### Raw records
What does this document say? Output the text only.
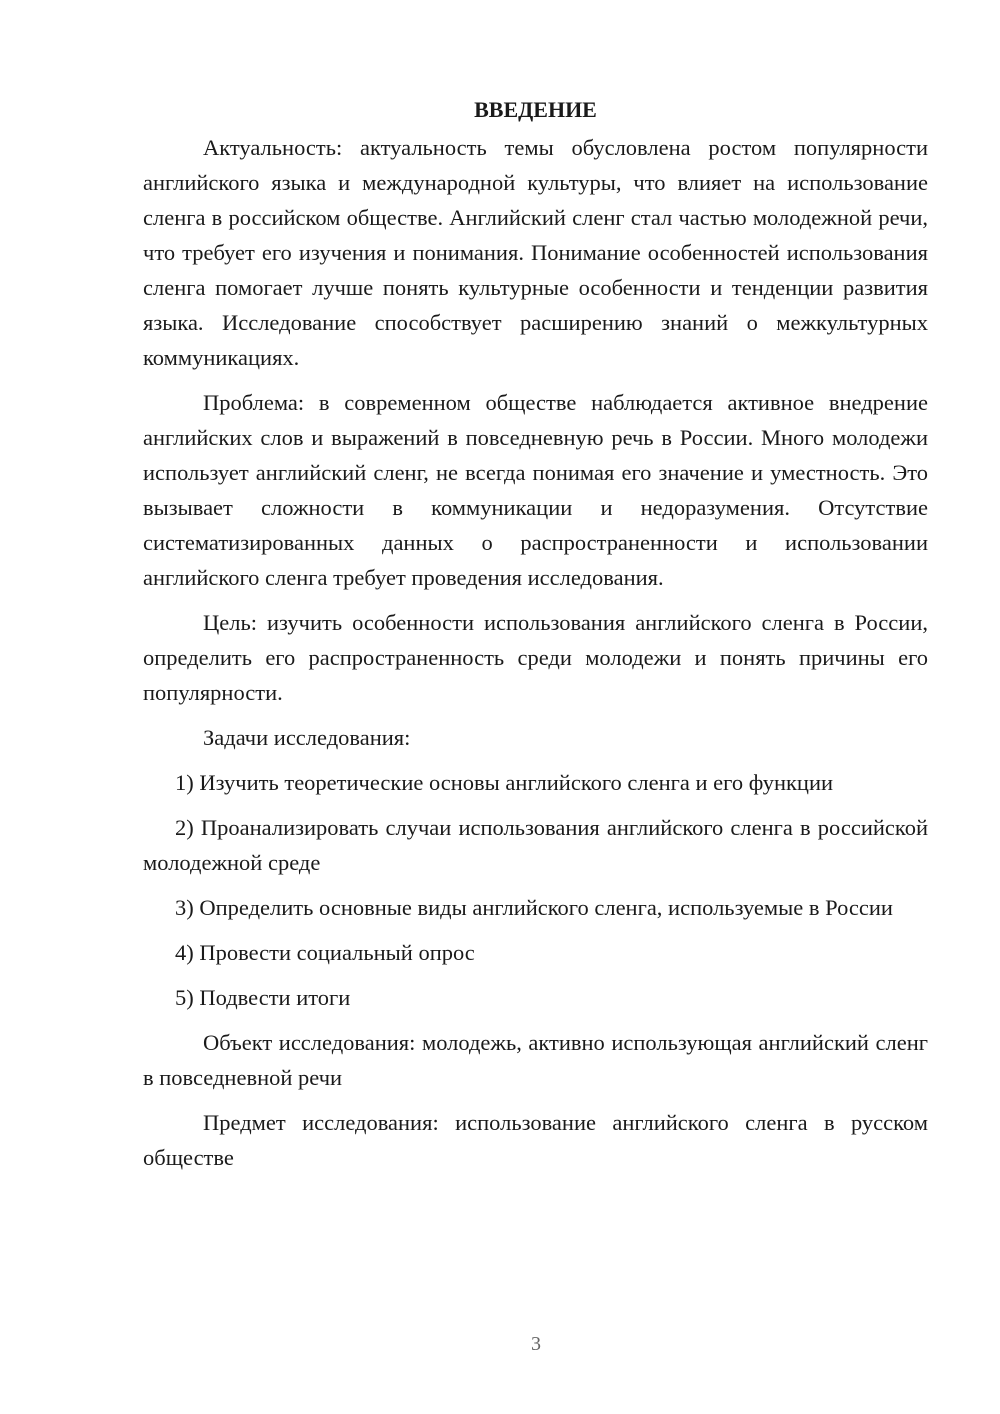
ВВЕДЕНИЕ

Актуальность: актуальность темы обусловлена ростом популярности английского языка и международной культуры, что влияет на использование сленга в российском обществе. Английский сленг стал частью молодежной речи, что требует его изучения и понимания. Понимание особенностей использования сленга помогает лучше понять культурные особенности и тенденции развития языка. Исследование способствует расширению знаний о межкультурных коммуникациях.

Проблема: в современном обществе наблюдается активное внедрение английских слов и выражений в повседневную речь в России. Много молодежи использует английский сленг, не всегда понимая его значение и уместность. Это вызывает сложности в коммуникации и недоразумения. Отсутствие систематизированных данных о распространенности и использовании английского сленга требует проведения исследования.

Цель: изучить особенности использования английского сленга в России, определить его распространенность среди молодежи и понять причины его популярности.

Задачи исследования:

1) Изучить теоретические основы английского сленга и его функции

2) Проанализировать случаи использования английского сленга в российской молодежной среде

3) Определить основные виды английского сленга, используемые в России

4) Провести социальный опрос

5) Подвести итоги

Объект исследования: молодежь, активно использующая английский сленг в повседневной речи

Предмет исследования: использование английского сленга в русском обществе

3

### Problem description
Go through the entries above and output them exactly, without pictures.

### Result of the task
What does this document say? Output the text only.
ВВЕДЕНИЕ

Актуальность: актуальность темы обусловлена ростом популярности английского языка и международной культуры, что влияет на использование сленга в российском обществе. Английский сленг стал частью молодежной речи, что требует его изучения и понимания. Понимание особенностей использования сленга помогает лучше понять культурные особенности и тенденции развития языка. Исследование способствует расширению знаний о межкультурных коммуникациях.

Проблема: в современном обществе наблюдается активное внедрение английских слов и выражений в повседневную речь в России. Много молодежи использует английский сленг, не всегда понимая его значение и уместность. Это вызывает сложности в коммуникации и недоразумения. Отсутствие систематизированных данных о распространенности и использовании английского сленга требует проведения исследования.

Цель: изучить особенности использования английского сленга в России, определить его распространенность среди молодежи и понять причины его популярности.

Задачи исследования:

1) Изучить теоретические основы английского сленга и его функции

2) Проанализировать случаи использования английского сленга в российской молодежной среде

3) Определить основные виды английского сленга, используемые в России

4) Провести социальный опрос

5) Подвести итоги

Объект исследования: молодежь, активно использующая английский сленг в повседневной речи

Предмет исследования: использование английского сленга в русском обществе

3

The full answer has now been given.